• Set task: Search the material below for the string "professional" and extract each line that has it.

----

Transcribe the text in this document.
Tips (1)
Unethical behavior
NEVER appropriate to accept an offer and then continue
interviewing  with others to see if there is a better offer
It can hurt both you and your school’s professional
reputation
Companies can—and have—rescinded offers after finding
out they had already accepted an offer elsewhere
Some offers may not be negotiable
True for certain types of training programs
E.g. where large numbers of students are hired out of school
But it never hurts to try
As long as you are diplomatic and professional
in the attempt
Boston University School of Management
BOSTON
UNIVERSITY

----

• Response to the task:
It can hurt both you and your school’s professional
As long as you are diplomatic and professional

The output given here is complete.